_EXERCISE PROMPT_: Extract all lines that hold the string "Связь".

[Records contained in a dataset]
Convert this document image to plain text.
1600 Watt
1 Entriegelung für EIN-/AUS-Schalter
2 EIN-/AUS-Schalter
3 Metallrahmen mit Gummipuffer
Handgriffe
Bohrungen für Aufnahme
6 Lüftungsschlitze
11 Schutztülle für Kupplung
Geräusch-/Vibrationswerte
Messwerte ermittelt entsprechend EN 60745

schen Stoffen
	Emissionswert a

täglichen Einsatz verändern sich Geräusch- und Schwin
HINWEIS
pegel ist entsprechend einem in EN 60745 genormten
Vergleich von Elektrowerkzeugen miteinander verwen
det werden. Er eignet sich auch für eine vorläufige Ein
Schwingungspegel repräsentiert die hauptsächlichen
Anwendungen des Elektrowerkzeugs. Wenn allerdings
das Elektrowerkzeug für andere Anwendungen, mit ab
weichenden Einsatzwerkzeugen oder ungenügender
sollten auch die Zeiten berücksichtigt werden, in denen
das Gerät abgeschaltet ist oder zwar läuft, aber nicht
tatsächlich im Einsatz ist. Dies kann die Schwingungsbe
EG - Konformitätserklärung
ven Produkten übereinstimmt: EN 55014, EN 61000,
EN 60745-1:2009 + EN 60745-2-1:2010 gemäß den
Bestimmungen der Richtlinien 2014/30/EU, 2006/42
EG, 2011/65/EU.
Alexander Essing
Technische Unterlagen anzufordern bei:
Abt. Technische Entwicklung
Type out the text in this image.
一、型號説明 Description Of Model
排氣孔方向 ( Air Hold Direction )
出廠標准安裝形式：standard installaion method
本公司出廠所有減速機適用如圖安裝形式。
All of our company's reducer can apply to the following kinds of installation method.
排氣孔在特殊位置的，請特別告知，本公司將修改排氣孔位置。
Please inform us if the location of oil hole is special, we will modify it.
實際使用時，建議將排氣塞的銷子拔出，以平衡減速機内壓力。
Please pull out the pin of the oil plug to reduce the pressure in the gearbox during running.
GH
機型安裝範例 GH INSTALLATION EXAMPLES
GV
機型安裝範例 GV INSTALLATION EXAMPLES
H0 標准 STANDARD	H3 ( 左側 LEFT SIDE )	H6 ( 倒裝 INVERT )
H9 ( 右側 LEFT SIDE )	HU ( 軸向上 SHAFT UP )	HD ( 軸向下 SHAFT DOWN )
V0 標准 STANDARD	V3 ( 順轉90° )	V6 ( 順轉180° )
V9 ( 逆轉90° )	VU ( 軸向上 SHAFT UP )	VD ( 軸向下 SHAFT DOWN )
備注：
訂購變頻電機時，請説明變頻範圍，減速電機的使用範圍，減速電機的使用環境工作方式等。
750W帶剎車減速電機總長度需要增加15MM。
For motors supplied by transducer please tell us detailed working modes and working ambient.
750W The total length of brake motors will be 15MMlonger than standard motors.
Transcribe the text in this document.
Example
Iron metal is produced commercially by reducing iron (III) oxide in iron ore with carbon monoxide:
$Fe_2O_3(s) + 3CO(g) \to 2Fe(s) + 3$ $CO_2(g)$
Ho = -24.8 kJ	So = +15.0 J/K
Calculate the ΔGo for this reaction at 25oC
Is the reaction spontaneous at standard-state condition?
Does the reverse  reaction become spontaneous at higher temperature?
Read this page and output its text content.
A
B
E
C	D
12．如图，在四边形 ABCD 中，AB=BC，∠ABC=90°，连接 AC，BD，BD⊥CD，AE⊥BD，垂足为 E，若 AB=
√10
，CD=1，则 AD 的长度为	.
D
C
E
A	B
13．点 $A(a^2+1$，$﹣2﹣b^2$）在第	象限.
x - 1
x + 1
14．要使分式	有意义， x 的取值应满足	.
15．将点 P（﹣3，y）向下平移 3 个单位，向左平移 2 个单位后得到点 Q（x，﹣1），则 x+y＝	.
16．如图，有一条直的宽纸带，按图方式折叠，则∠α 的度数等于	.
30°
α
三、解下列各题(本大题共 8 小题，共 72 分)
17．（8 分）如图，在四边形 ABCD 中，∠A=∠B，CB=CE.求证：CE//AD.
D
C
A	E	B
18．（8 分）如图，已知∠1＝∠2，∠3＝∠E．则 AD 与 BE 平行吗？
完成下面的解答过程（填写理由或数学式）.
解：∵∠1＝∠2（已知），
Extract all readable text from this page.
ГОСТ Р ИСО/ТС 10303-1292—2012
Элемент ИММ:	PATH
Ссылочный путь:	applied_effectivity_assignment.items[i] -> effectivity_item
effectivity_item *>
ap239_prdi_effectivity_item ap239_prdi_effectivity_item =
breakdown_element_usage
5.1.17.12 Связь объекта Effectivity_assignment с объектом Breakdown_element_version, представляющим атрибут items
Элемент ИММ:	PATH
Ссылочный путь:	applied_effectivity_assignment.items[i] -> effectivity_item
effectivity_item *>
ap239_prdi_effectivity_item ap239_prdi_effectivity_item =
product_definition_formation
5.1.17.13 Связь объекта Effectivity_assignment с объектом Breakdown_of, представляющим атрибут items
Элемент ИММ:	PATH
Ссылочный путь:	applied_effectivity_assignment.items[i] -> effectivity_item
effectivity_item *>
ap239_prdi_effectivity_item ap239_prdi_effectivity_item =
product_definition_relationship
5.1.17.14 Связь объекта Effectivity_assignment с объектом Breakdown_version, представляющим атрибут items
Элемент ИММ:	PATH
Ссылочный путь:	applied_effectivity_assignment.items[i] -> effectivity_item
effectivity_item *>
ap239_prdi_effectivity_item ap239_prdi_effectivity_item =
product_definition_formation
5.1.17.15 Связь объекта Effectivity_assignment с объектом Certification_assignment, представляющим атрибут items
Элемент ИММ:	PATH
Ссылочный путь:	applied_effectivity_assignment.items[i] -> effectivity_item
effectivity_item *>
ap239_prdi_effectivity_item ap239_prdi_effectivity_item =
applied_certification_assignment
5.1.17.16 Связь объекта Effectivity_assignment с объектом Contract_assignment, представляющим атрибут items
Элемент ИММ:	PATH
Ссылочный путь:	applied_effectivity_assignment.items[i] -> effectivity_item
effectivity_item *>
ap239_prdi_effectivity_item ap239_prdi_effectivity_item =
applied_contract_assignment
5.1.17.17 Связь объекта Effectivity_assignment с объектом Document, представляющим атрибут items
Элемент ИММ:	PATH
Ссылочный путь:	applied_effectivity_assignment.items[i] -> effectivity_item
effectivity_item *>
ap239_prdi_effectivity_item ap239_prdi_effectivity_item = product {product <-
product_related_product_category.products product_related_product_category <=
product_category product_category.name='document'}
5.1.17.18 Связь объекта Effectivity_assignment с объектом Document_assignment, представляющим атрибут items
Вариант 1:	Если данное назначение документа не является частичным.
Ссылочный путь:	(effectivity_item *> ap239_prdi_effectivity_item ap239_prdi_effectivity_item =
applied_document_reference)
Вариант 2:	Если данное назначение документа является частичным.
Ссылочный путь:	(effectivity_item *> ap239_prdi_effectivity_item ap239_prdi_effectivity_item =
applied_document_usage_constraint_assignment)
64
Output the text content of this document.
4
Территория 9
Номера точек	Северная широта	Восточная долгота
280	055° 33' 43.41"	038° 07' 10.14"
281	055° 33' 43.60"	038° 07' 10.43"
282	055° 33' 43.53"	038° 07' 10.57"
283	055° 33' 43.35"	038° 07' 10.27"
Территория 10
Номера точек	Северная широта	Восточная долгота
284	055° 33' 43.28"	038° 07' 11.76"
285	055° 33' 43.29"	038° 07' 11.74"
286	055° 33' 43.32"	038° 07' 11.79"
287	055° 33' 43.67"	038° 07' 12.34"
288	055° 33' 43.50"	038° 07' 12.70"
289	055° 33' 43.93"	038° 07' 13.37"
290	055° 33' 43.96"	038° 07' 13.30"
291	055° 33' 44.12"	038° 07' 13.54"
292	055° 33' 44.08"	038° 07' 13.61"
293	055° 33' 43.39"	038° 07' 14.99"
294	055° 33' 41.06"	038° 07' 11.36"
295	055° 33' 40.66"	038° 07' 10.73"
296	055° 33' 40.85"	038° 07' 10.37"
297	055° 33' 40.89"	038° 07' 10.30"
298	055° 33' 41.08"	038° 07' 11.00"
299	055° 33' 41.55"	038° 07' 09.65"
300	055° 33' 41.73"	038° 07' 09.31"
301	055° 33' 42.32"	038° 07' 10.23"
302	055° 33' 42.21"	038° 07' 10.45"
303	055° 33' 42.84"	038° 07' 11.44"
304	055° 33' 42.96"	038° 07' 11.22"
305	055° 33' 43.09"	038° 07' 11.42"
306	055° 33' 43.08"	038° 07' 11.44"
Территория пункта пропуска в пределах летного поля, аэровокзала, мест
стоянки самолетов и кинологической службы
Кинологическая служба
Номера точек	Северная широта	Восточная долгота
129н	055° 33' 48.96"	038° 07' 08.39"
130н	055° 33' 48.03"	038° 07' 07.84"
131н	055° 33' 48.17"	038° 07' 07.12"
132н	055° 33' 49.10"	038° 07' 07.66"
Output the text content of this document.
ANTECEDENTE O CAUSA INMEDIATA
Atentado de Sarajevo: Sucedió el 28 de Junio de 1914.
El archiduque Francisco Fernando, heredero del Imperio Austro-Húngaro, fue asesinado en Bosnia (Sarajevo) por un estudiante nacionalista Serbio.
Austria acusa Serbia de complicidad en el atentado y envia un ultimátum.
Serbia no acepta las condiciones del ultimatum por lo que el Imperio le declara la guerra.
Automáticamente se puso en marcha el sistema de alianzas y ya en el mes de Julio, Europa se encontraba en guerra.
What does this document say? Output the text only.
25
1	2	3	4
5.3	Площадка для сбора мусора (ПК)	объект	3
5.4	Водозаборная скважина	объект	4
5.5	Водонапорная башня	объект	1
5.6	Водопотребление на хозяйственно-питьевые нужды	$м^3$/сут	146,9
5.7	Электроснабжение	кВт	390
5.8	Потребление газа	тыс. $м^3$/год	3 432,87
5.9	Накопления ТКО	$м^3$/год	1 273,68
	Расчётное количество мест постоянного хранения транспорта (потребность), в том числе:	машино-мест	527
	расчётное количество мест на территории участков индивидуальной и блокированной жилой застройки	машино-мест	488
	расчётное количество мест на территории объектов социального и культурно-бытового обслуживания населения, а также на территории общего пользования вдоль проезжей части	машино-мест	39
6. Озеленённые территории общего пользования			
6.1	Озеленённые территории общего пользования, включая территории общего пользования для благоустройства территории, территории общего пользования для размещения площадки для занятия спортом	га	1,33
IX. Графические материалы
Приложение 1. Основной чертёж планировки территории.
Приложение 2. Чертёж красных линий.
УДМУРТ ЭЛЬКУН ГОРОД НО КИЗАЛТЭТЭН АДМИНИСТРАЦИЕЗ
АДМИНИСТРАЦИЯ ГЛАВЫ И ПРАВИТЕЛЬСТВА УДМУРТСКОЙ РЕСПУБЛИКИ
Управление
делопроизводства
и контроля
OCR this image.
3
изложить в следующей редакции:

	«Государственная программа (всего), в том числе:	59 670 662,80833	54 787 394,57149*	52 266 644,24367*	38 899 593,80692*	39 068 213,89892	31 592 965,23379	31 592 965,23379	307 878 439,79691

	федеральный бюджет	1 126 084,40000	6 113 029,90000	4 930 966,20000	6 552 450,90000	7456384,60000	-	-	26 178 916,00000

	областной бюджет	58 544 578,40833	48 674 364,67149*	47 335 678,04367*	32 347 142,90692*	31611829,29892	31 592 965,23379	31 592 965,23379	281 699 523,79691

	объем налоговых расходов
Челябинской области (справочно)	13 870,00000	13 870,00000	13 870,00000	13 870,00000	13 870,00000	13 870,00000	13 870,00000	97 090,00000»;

_REPLY TO THE TASK_:
5.1.17.12 Связь объекта Effectivity_assignment с объектом Breakdown_element_version, представляющим атрибут items
5.1.17.13 Связь объекта Effectivity_assignment с объектом Breakdown_of, представляющим атрибут items
5.1.17.14 Связь объекта Effectivity_assignment с объектом Breakdown_version, представляющим атрибут items
5.1.17.15 Связь объекта Effectivity_assignment с объектом Certification_assignment, представляющим атрибут items
5.1.17.16 Связь объекта Effectivity_assignment с объектом Contract_assignment, представляющим атрибут items
5.1.17.17 Связь объекта Effectivity_assignment с объектом Document, представляющим атрибут items
5.1.17.18 Связь объекта Effectivity_assignment с объектом Document_assignment, представляющим атрибут items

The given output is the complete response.